AIM
Identify each line containing the word "социальной" and copy it.

Collected data entries:
________________________________________

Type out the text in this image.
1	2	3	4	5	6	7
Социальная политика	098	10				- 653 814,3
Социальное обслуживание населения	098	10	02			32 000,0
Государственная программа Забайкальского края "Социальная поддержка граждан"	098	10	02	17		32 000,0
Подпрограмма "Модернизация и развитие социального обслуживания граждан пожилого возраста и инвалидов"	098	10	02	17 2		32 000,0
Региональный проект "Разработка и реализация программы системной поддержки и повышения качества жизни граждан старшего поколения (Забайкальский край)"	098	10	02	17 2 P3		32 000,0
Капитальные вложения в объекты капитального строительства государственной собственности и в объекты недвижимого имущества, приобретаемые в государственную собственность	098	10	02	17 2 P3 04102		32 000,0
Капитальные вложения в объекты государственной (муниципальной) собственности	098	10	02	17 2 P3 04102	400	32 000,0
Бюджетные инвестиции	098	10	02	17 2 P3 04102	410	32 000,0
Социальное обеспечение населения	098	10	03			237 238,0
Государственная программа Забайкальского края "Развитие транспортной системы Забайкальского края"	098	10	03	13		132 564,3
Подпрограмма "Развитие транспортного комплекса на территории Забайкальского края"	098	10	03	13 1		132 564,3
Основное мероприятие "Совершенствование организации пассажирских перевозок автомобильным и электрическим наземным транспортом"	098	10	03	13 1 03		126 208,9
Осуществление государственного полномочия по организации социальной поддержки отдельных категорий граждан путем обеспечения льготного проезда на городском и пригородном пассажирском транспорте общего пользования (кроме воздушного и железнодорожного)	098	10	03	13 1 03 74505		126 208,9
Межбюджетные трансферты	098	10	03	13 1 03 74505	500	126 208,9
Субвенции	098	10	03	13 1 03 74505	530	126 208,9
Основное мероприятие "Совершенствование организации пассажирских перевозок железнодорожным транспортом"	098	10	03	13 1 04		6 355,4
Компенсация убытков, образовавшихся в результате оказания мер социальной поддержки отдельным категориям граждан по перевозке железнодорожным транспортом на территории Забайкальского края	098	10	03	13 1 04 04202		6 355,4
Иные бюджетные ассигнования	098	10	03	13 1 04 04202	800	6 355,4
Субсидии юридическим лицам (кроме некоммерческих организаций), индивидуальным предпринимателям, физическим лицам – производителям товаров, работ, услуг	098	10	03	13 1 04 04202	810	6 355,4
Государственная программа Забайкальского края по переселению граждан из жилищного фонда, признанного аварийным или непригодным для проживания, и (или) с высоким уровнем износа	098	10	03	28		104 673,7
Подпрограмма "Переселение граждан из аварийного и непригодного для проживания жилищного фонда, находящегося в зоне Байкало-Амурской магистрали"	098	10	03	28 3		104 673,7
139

________________________________________

TASK ANSWER
Осуществление государственного полномочия по организации социальной поддержки отдельных категорий граждан путем обеспечения льготного проезда на городском и пригородном пассажирском транспорте общего пользования (кроме воздушного и железнодорожного)	098	10	03	13 1 03 74505		126 208,9
Компенсация убытков, образовавшихся в результате оказания мер социальной поддержки отдельным категориям граждан по перевозке железнодорожным транспортом на территории Забайкальского края	098	10	03	13 1 04 04202		6 355,4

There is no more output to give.